(Chart and figure data)
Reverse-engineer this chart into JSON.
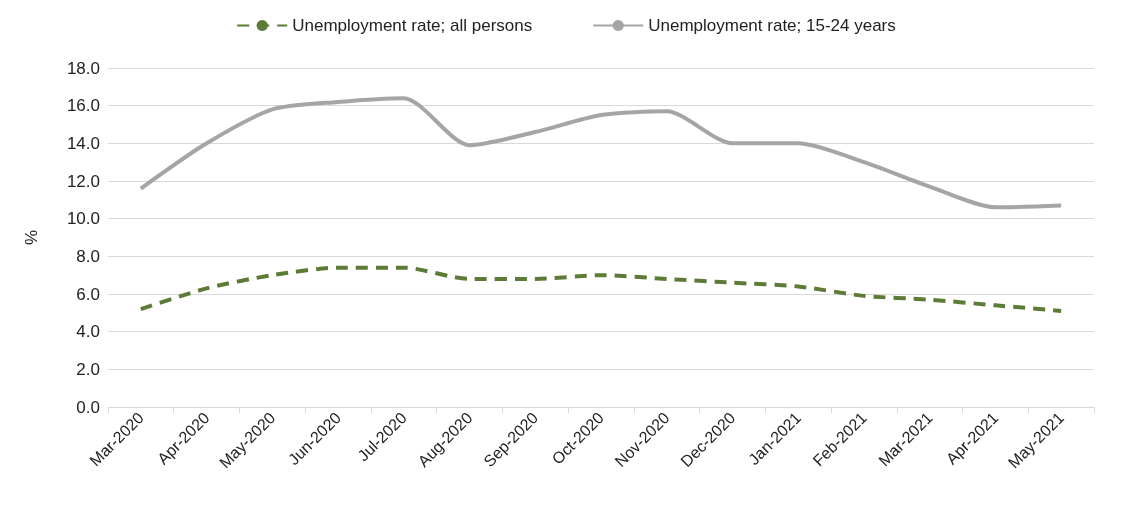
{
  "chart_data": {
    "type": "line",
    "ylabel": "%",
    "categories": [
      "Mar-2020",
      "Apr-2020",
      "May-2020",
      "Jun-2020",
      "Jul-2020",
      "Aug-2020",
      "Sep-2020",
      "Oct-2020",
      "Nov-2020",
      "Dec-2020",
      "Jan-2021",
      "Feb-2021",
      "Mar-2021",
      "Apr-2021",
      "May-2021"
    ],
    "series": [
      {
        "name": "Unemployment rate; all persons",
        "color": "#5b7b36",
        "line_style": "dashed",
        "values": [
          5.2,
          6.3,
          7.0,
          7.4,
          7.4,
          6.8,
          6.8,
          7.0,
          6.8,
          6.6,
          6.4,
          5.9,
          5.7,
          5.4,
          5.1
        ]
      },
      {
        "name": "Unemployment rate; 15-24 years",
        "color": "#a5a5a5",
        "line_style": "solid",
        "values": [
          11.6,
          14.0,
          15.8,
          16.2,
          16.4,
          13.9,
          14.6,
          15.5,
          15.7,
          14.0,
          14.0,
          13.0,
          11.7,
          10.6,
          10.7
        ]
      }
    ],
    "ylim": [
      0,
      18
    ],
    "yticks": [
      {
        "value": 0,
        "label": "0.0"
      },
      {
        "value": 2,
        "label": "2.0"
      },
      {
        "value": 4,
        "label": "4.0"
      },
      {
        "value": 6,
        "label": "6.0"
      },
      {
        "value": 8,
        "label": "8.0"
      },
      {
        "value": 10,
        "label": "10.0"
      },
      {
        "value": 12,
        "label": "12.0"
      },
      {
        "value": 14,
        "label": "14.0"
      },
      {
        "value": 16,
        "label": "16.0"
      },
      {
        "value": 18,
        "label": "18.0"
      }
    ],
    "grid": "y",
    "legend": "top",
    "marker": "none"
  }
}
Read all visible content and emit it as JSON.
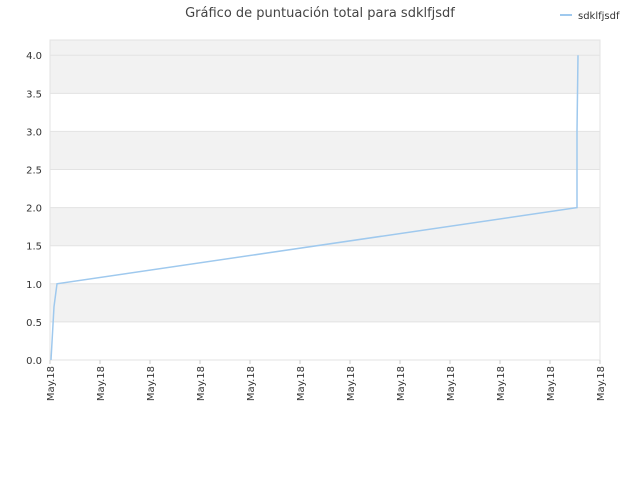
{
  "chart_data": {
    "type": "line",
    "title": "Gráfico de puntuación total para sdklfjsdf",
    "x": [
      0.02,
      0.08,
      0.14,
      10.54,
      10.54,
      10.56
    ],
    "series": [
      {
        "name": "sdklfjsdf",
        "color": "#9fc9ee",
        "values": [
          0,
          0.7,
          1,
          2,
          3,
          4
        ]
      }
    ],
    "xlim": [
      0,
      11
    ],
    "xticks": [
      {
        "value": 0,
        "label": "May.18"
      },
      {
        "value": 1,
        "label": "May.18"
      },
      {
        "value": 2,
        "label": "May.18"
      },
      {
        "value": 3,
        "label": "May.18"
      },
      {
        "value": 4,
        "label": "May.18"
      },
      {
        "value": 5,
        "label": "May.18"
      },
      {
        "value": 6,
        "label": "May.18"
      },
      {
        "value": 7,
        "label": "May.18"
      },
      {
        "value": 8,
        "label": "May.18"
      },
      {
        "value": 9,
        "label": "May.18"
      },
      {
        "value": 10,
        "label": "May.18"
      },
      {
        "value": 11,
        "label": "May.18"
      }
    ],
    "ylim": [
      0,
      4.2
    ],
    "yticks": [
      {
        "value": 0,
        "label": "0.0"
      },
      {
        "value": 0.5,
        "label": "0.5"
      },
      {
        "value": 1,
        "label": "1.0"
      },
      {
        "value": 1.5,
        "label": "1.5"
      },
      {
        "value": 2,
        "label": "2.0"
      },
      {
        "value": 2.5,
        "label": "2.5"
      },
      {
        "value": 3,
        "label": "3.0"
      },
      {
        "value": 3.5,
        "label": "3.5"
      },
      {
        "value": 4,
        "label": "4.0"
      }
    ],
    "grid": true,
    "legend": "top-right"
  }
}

» Exercise goal
What is the number of lines in the records above that include the word "name"? Reply with that number and nothing more.

» Task answer
3